Task instructions
Of the lines in the listing below, how many hold "structured"? Answer with the number only.
..............................
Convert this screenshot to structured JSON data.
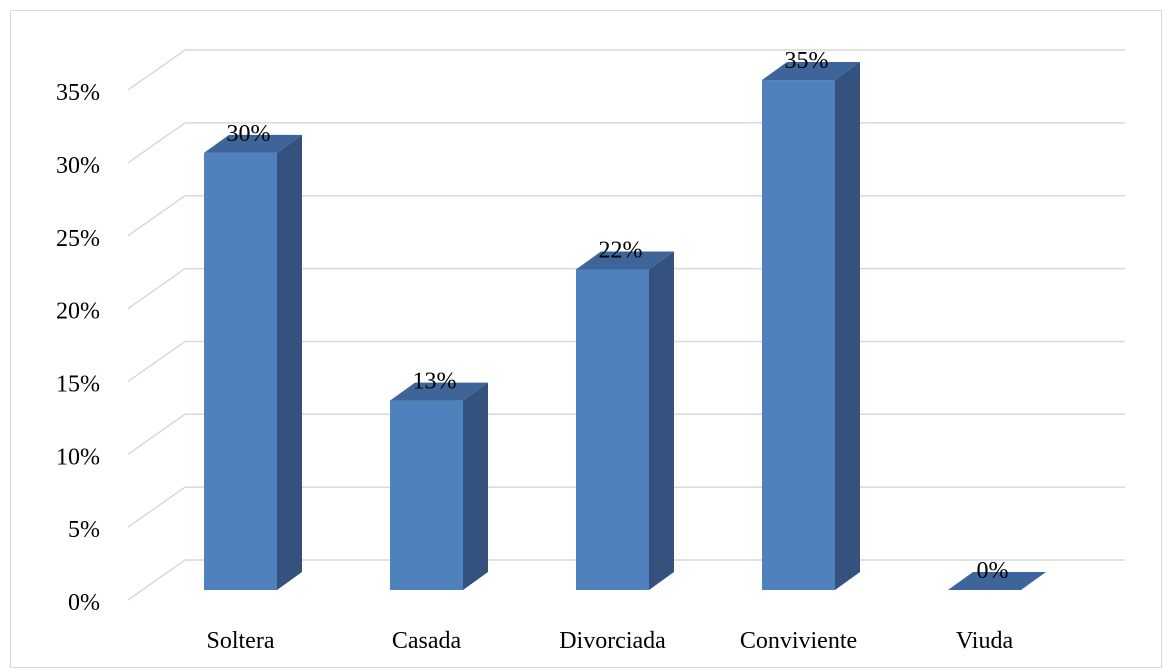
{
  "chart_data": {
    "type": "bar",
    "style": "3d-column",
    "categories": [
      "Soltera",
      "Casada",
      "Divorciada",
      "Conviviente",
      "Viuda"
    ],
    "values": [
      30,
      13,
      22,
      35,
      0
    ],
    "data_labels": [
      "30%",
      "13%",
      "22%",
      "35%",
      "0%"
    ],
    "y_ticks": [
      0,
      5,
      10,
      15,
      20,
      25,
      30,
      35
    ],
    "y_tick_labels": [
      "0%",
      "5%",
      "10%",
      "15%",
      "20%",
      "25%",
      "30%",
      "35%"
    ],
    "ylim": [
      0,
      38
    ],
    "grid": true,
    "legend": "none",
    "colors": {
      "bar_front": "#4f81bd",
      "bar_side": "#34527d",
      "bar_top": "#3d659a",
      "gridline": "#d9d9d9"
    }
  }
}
..............................
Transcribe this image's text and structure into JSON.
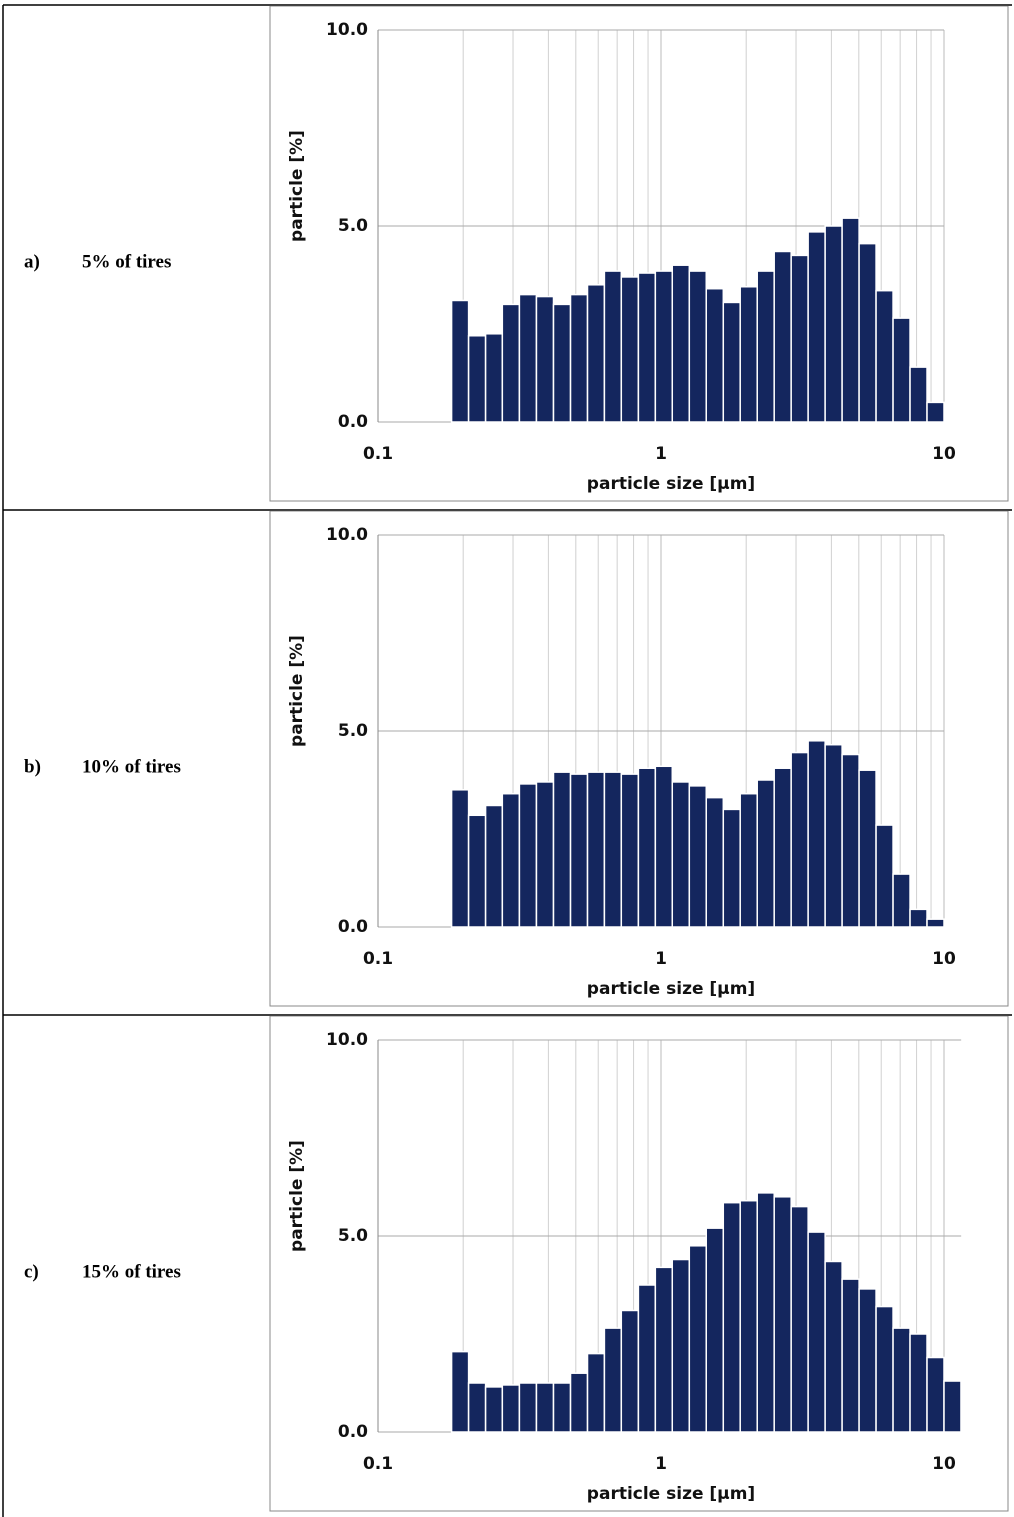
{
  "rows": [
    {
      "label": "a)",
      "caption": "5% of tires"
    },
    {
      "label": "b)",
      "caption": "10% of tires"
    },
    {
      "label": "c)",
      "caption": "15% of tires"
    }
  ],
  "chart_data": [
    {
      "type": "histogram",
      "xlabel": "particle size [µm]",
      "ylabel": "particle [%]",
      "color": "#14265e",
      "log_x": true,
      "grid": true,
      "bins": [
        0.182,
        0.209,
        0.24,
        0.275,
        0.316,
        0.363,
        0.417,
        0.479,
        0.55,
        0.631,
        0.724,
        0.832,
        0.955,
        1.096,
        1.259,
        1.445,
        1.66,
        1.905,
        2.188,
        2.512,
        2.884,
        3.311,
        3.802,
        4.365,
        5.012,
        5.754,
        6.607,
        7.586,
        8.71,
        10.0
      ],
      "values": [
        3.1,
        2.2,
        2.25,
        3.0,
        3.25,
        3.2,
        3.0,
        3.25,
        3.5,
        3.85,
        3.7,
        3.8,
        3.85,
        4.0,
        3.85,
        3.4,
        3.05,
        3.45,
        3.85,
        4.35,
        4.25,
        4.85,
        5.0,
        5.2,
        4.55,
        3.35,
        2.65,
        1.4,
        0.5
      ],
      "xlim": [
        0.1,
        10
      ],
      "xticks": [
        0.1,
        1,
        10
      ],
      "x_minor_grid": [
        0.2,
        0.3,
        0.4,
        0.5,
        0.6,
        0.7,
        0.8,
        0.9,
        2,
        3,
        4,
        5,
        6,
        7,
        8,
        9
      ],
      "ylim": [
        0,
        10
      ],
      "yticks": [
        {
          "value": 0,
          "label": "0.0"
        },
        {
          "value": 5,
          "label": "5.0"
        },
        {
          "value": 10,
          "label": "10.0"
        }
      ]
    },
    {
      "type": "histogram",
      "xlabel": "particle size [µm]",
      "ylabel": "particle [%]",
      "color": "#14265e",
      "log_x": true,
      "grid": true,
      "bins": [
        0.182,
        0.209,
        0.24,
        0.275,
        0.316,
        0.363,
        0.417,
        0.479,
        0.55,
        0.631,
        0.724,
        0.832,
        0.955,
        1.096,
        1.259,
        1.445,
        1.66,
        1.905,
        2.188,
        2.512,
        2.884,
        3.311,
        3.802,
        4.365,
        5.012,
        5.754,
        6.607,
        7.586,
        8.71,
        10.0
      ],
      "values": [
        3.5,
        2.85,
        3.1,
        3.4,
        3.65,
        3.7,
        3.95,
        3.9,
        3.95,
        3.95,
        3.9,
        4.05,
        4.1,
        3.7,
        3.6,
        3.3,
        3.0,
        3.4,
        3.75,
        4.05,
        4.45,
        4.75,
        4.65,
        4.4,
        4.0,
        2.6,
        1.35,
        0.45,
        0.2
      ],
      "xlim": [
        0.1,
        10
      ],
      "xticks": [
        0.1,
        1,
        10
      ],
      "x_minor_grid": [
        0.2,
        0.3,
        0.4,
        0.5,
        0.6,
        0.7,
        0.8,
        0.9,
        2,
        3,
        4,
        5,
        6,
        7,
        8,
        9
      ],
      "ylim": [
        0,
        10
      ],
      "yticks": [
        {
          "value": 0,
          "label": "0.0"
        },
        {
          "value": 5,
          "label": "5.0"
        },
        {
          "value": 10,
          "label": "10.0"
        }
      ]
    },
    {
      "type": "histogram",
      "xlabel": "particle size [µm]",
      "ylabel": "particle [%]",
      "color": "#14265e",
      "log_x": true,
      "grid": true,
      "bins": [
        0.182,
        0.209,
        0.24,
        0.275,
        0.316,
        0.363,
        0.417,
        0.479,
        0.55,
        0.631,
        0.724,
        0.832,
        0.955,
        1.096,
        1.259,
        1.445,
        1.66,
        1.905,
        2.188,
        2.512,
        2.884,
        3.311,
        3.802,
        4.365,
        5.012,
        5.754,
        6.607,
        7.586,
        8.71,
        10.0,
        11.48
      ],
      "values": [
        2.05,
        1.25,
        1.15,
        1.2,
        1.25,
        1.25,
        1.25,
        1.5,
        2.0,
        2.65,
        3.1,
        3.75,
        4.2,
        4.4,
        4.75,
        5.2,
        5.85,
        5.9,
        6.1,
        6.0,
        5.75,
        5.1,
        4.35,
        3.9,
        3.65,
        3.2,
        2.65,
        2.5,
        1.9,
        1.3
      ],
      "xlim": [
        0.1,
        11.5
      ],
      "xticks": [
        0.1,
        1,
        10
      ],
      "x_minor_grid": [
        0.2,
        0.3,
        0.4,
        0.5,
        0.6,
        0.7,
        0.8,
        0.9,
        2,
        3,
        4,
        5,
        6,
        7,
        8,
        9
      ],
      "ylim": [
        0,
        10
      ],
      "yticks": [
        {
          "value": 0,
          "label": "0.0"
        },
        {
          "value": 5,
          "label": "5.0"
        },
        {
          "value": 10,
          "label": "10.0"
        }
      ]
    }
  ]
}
..............................
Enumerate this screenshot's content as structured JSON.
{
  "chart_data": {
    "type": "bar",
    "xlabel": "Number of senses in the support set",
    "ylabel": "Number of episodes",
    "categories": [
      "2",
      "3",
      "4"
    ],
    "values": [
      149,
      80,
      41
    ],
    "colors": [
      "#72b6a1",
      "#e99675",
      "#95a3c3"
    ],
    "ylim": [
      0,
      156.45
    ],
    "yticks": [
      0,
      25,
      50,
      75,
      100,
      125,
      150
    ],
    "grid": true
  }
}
..............................
Expected answer
2